GIVEN DATA:
##########

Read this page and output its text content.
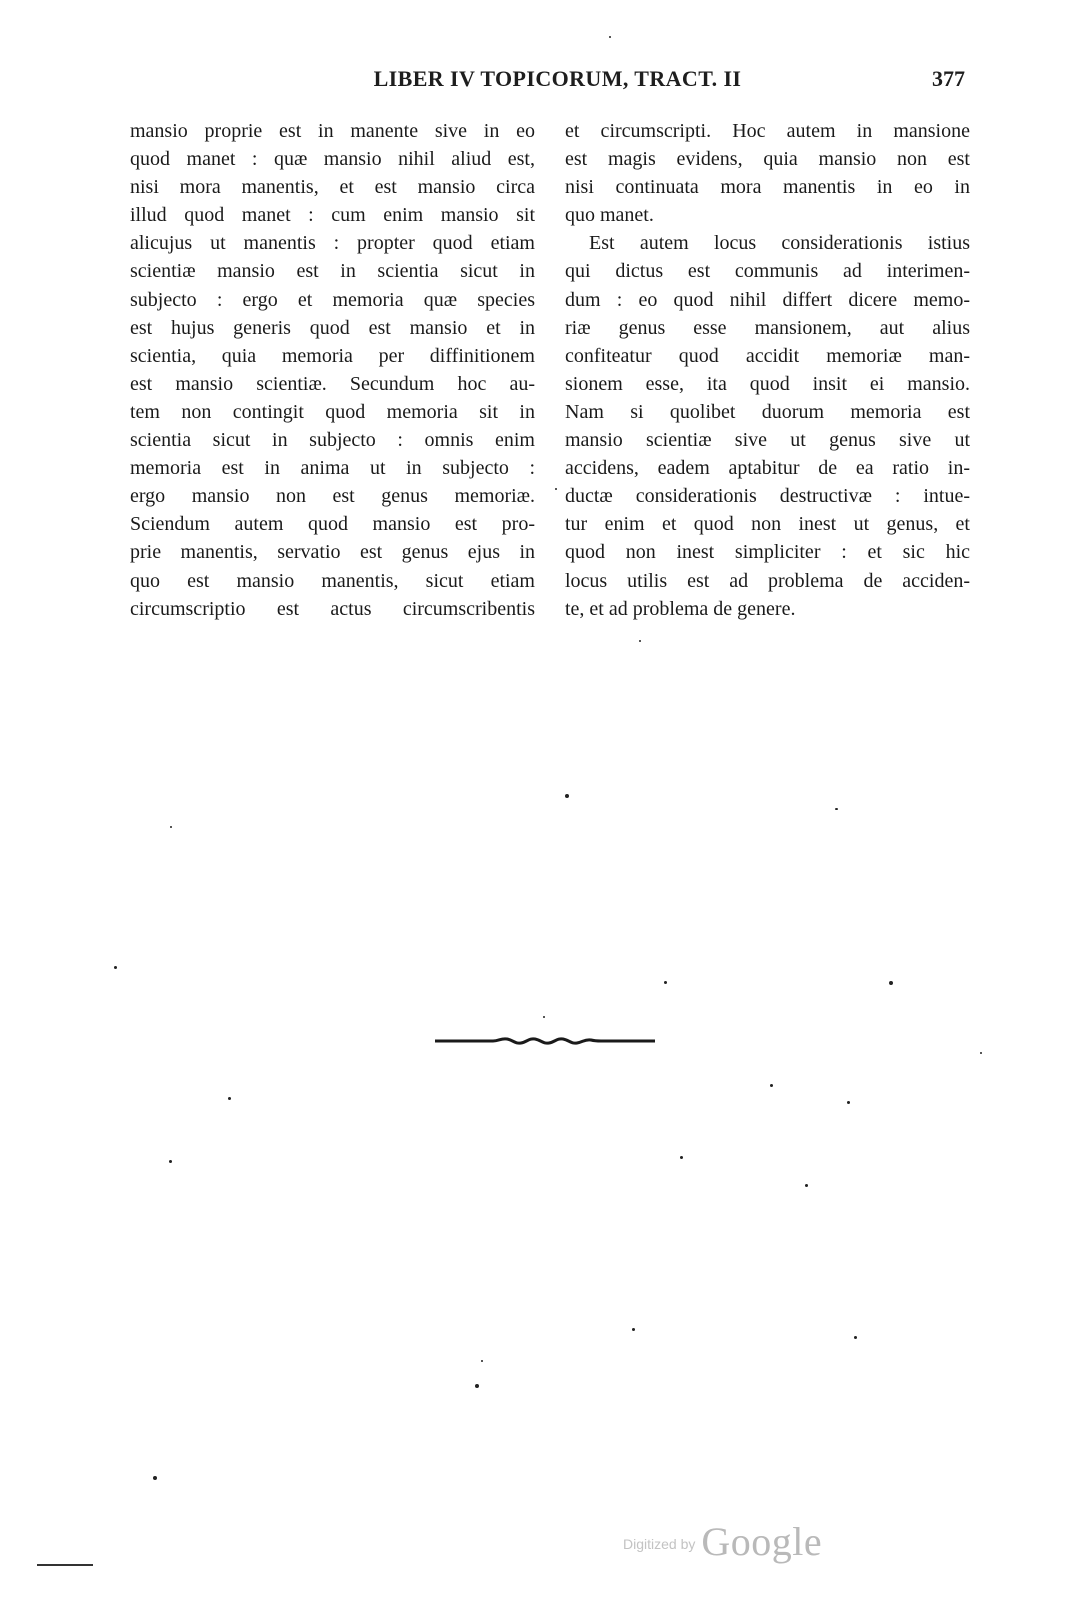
LIBER IV TOPICORUM, TRACT. II	377
mansio proprie est in manente sive in eo
quod manet : quæ mansio nihil aliud est,
nisi mora manentis, et est mansio circa
illud quod manet : cum enim mansio sit
alicujus ut manentis : propter quod etiam
scientiæ mansio est in scientia sicut in
subjecto : ergo et memoria quæ species
est hujus generis quod est mansio et in
scientia, quia memoria per diffinitionem
est mansio scientiæ. Secundum hoc au-
tem non contingit quod memoria sit in
scientia sicut in subjecto : omnis enim
memoria est in anima ut in subjecto :
ergo mansio non est genus memoriæ.
Sciendum autem quod mansio est pro-
prie manentis, servatio est genus ejus in
quo est mansio manentis, sicut etiam
circumscriptio est actus circumscribentis
et circumscripti. Hoc autem in mansione
est magis evidens, quia mansio non est
nisi continuata mora manentis in eo in
quo manet.
Est autem locus considerationis istius
qui dictus est communis ad interimen-
dum : eo quod nihil differt dicere memo-
riæ genus esse mansionem, aut alius
confiteatur quod accidit memoriæ man-
sionem esse, ita quod insit ei mansio.
Nam si quolibet duorum memoria est
mansio scientiæ sive ut genus sive ut
accidens, eadem aptabitur de ea ratio in-
ductæ considerationis destructivæ : intue-
tur enim et quod non inest ut genus, et
quod non inest simpliciter : et sic hic
locus utilis est ad problema de acciden-
te, et ad problema de genere.
Digitized by Google
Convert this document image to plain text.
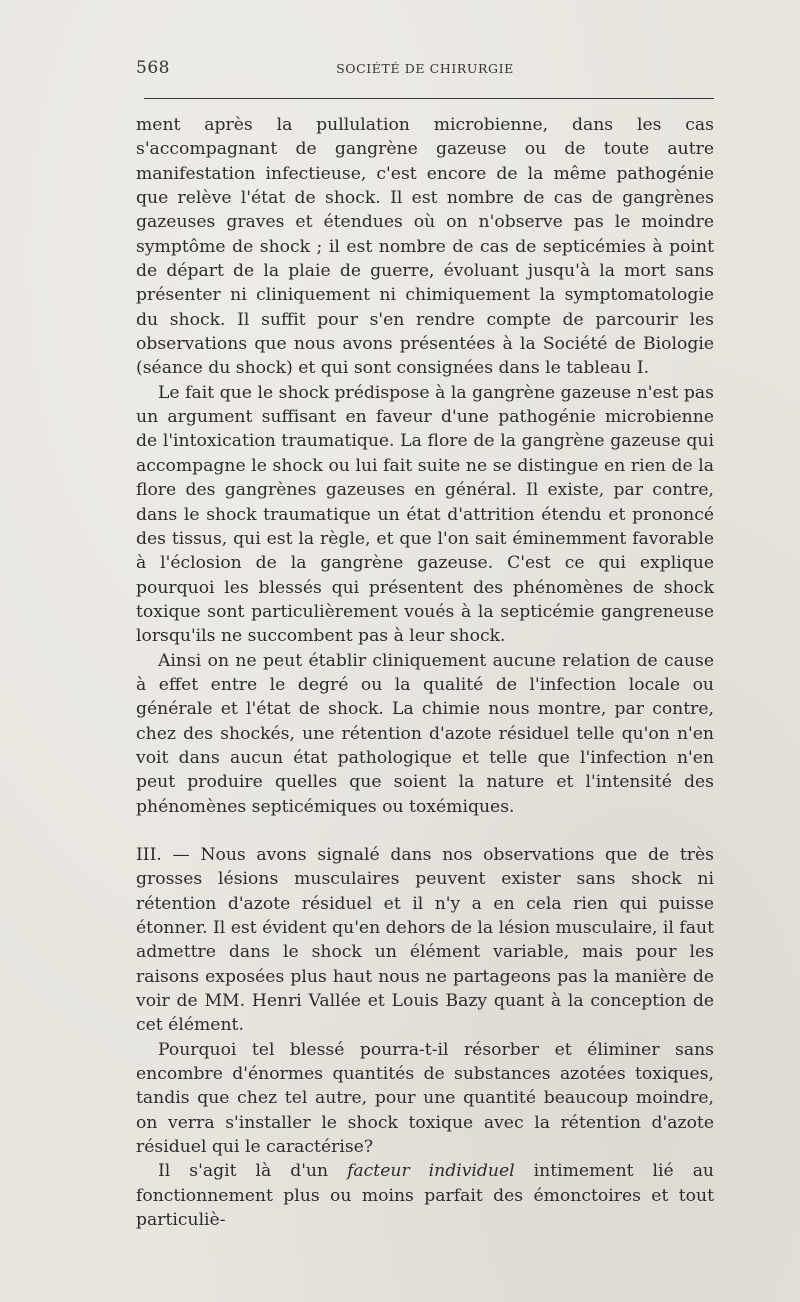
568	SOCIÉTÉ DE CHIRURGIE

ment après la pullulation microbienne, dans les cas s'accompagnant de gangrène gazeuse ou de toute autre manifestation infectieuse, c'est encore de la même pathogénie que relève l'état de shock. Il est nombre de cas de gangrènes gazeuses graves et étendues où on n'observe pas le moindre symptôme de shock ; il est nombre de cas de septicémies à point de départ de la plaie de guerre, évoluant jusqu'à la mort sans présenter ni cliniquement ni chimiquement la symptomatologie du shock. Il suffit pour s'en rendre compte de parcourir les observations que nous avons présentées à la Société de Biologie (séance du shock) et qui sont consignées dans le tableau I.

Le fait que le shock prédispose à la gangrène gazeuse n'est pas un argument suffisant en faveur d'une pathogénie microbienne de l'intoxication traumatique. La flore de la gangrène gazeuse qui accompagne le shock ou lui fait suite ne se distingue en rien de la flore des gangrènes gazeuses en général. Il existe, par contre, dans le shock traumatique un état d'attrition étendu et prononcé des tissus, qui est la règle, et que l'on sait éminemment favorable à l'éclosion de la gangrène gazeuse. C'est ce qui explique pourquoi les blessés qui présentent des phénomènes de shock toxique sont particulièrement voués à la septicémie gangreneuse lorsqu'ils ne succombent pas à leur shock.

Ainsi on ne peut établir cliniquement aucune relation de cause à effet entre le degré ou la qualité de l'infection locale ou générale et l'état de shock. La chimie nous montre, par contre, chez des shockés, une rétention d'azote résiduel telle qu'on n'en voit dans aucun état pathologique et telle que l'infection n'en peut produire quelles que soient la nature et l'intensité des phénomènes septicémiques ou toxémiques.

III. — Nous avons signalé dans nos observations que de très grosses lésions musculaires peuvent exister sans shock ni rétention d'azote résiduel et il n'y a en cela rien qui puisse étonner. Il est évident qu'en dehors de la lésion musculaire, il faut admettre dans le shock un élément variable, mais pour les raisons exposées plus haut nous ne partageons pas la manière de voir de MM. Henri Vallée et Louis Bazy quant à la conception de cet élément.

Pourquoi tel blessé pourra-t-il résorber et éliminer sans encombre d'énormes quantités de substances azotées toxiques, tandis que chez tel autre, pour une quantité beaucoup moindre, on verra s'installer le shock toxique avec la rétention d'azote résiduel qui le caractérise?

Il s'agit là d'un facteur individuel intimement lié au fonctionnement plus ou moins parfait des émonctoires et tout particuliè-
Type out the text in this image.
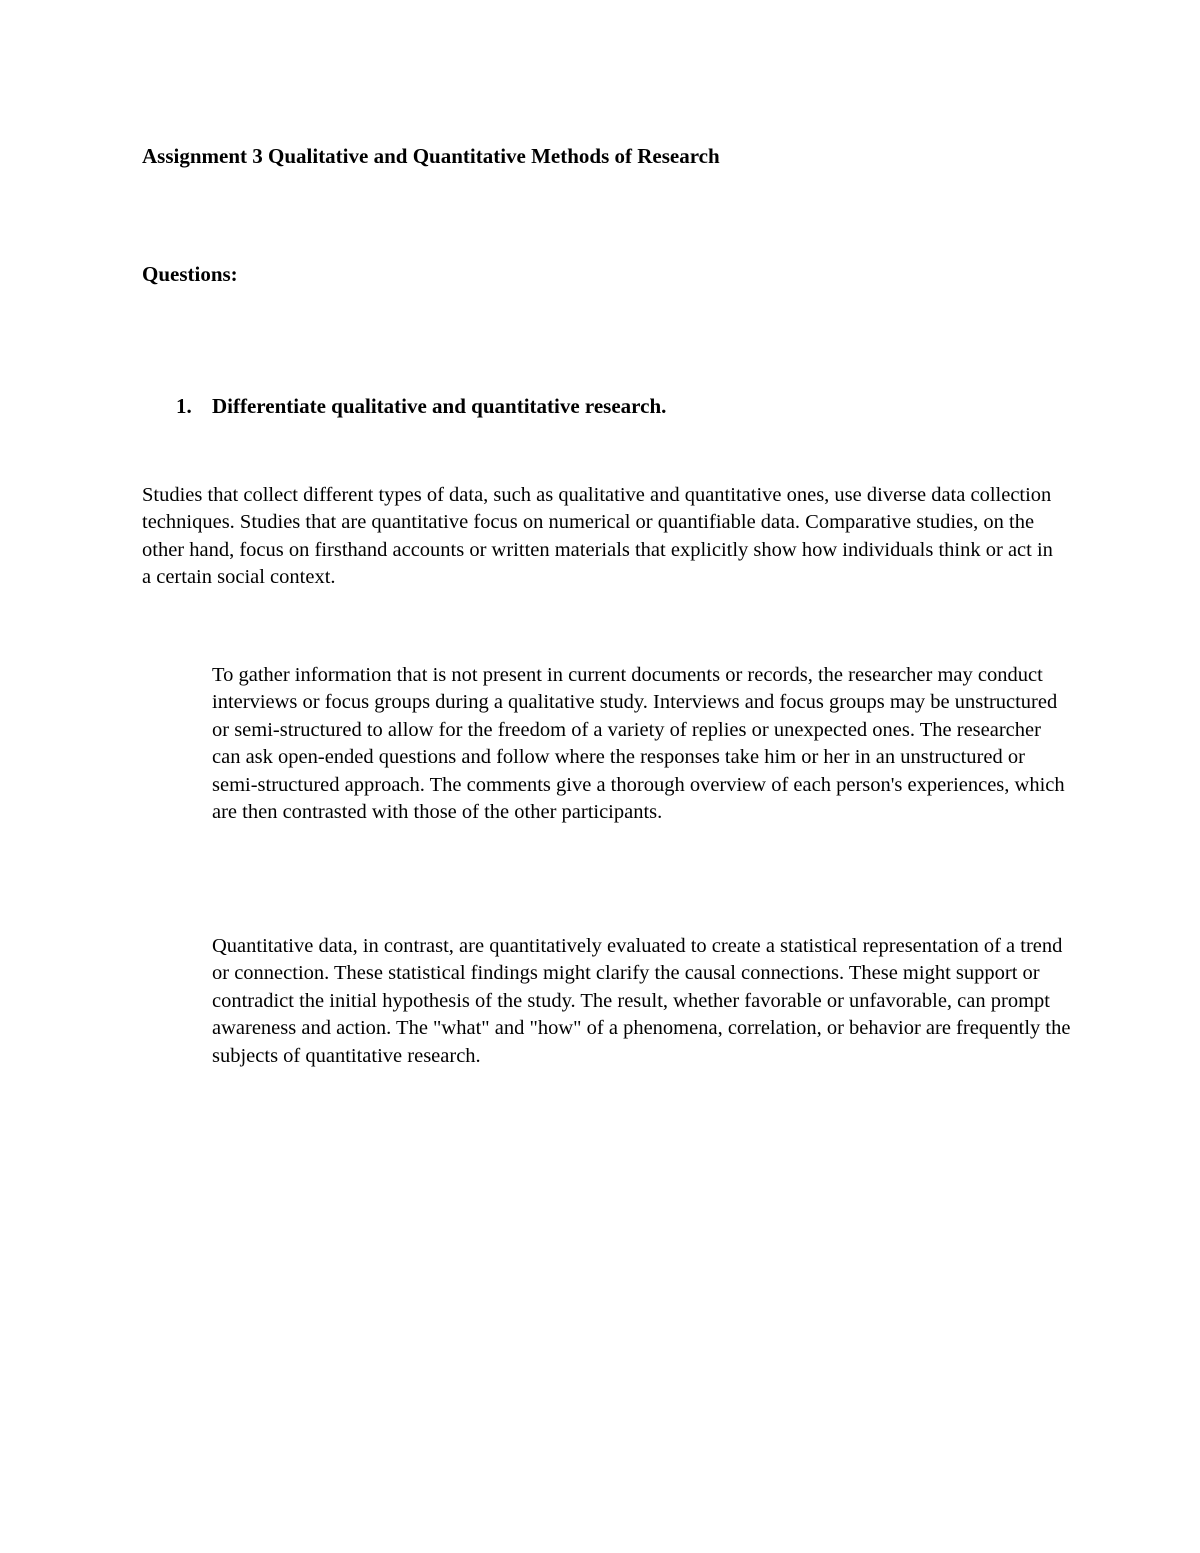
Assignment 3 Qualitative and Quantitative Methods of Research

Questions:

1. Differentiate qualitative and quantitative research.

Studies that collect different types of data, such as qualitative and quantitative ones, use diverse data collection techniques. Studies that are quantitative focus on numerical or quantifiable data. Comparative studies, on the other hand, focus on firsthand accounts or written materials that explicitly show how individuals think or act in a certain social context.

To gather information that is not present in current documents or records, the researcher may conduct interviews or focus groups during a qualitative study. Interviews and focus groups may be unstructured or semi-structured to allow for the freedom of a variety of replies or unexpected ones. The researcher can ask open-ended questions and follow where the responses take him or her in an unstructured or semi-structured approach. The comments give a thorough overview of each person's experiences, which are then contrasted with those of the other participants.

Quantitative data, in contrast, are quantitatively evaluated to create a statistical representation of a trend or connection. These statistical findings might clarify the causal connections. These might support or contradict the initial hypothesis of the study. The result, whether favorable or unfavorable, can prompt awareness and action. The "what" and "how" of a phenomena, correlation, or behavior are frequently the subjects of quantitative research.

##########

Transcribe the listing above verbatim. Omit the pictures.

Read this page and output its text content.
LIBER IV TOPICORUM, TRACT. II	377
mansio proprie est in manente sive in eo
quod manet : quæ mansio nihil aliud est,
nisi mora manentis, et est mansio circa
illud quod manet : cum enim mansio sit
alicujus ut manentis : propter quod etiam
scientiæ mansio est in scientia sicut in
subjecto : ergo et memoria quæ species
est hujus generis quod est mansio et in
scientia, quia memoria per diffinitionem
est mansio scientiæ. Secundum hoc au-
tem non contingit quod memoria sit in
scientia sicut in subjecto : omnis enim
memoria est in anima ut in subjecto :
ergo mansio non est genus memoriæ.
Sciendum autem quod mansio est pro-
prie manentis, servatio est genus ejus in
quo est mansio manentis, sicut etiam
circumscriptio est actus circumscribentis
et circumscripti. Hoc autem in mansione
est magis evidens, quia mansio non est
nisi continuata mora manentis in eo in
quo manet.
Est autem locus considerationis istius
qui dictus est communis ad interimen-
dum : eo quod nihil differt dicere memo-
riæ genus esse mansionem, aut alius
confiteatur quod accidit memoriæ man-
sionem esse, ita quod insit ei mansio.
Nam si quolibet duorum memoria est
mansio scientiæ sive ut genus sive ut
accidens, eadem aptabitur de ea ratio in-
ductæ considerationis destructivæ : intue-
tur enim et quod non inest ut genus, et
quod non inest simpliciter : et sic hic
locus utilis est ad problema de acciden-
te, et ad problema de genere.
Digitized by Google
Convert this document image to plain text.
568	SOCIÉTÉ DE CHIRURGIE

ment après la pullulation microbienne, dans les cas s'accompagnant de gangrène gazeuse ou de toute autre manifestation infectieuse, c'est encore de la même pathogénie que relève l'état de shock. Il est nombre de cas de gangrènes gazeuses graves et étendues où on n'observe pas le moindre symptôme de shock ; il est nombre de cas de septicémies à point de départ de la plaie de guerre, évoluant jusqu'à la mort sans présenter ni cliniquement ni chimiquement la symptomatologie du shock. Il suffit pour s'en rendre compte de parcourir les observations que nous avons présentées à la Société de Biologie (séance du shock) et qui sont consignées dans le tableau I.

Le fait que le shock prédispose à la gangrène gazeuse n'est pas un argument suffisant en faveur d'une pathogénie microbienne de l'intoxication traumatique. La flore de la gangrène gazeuse qui accompagne le shock ou lui fait suite ne se distingue en rien de la flore des gangrènes gazeuses en général. Il existe, par contre, dans le shock traumatique un état d'attrition étendu et prononcé des tissus, qui est la règle, et que l'on sait éminemment favorable à l'éclosion de la gangrène gazeuse. C'est ce qui explique pourquoi les blessés qui présentent des phénomènes de shock toxique sont particulièrement voués à la septicémie gangreneuse lorsqu'ils ne succombent pas à leur shock.

Ainsi on ne peut établir cliniquement aucune relation de cause à effet entre le degré ou la qualité de l'infection locale ou générale et l'état de shock. La chimie nous montre, par contre, chez des shockés, une rétention d'azote résiduel telle qu'on n'en voit dans aucun état pathologique et telle que l'infection n'en peut produire quelles que soient la nature et l'intensité des phénomènes septicémiques ou toxémiques.

III. — Nous avons signalé dans nos observations que de très grosses lésions musculaires peuvent exister sans shock ni rétention d'azote résiduel et il n'y a en cela rien qui puisse étonner. Il est évident qu'en dehors de la lésion musculaire, il faut admettre dans le shock un élément variable, mais pour les raisons exposées plus haut nous ne partageons pas la manière de voir de MM. Henri Vallée et Louis Bazy quant à la conception de cet élément.

Pourquoi tel blessé pourra-t-il résorber et éliminer sans encombre d'énormes quantités de substances azotées toxiques, tandis que chez tel autre, pour une quantité beaucoup moindre, on verra s'installer le shock toxique avec la rétention d'azote résiduel qui le caractérise?

Il s'agit là d'un facteur individuel intimement lié au fonctionnement plus ou moins parfait des émonctoires et tout particuliè-
Type out the text in this image.
Assignment 3 Qualitative and Quantitative Methods of Research

Questions:

1. Differentiate qualitative and quantitative research.

Studies that collect different types of data, such as qualitative and quantitative ones, use diverse data collection techniques. Studies that are quantitative focus on numerical or quantifiable data. Comparative studies, on the other hand, focus on firsthand accounts or written materials that explicitly show how individuals think or act in a certain social context.

To gather information that is not present in current documents or records, the researcher may conduct interviews or focus groups during a qualitative study. Interviews and focus groups may be unstructured or semi-structured to allow for the freedom of a variety of replies or unexpected ones. The researcher can ask open-ended questions and follow where the responses take him or her in an unstructured or semi-structured approach. The comments give a thorough overview of each person's experiences, which are then contrasted with those of the other participants.

Quantitative data, in contrast, are quantitatively evaluated to create a statistical representation of a trend or connection. These statistical findings might clarify the causal connections. These might support or contradict the initial hypothesis of the study. The result, whether favorable or unfavorable, can prompt awareness and action. The "what" and "how" of a phenomena, correlation, or behavior are frequently the subjects of quantitative research.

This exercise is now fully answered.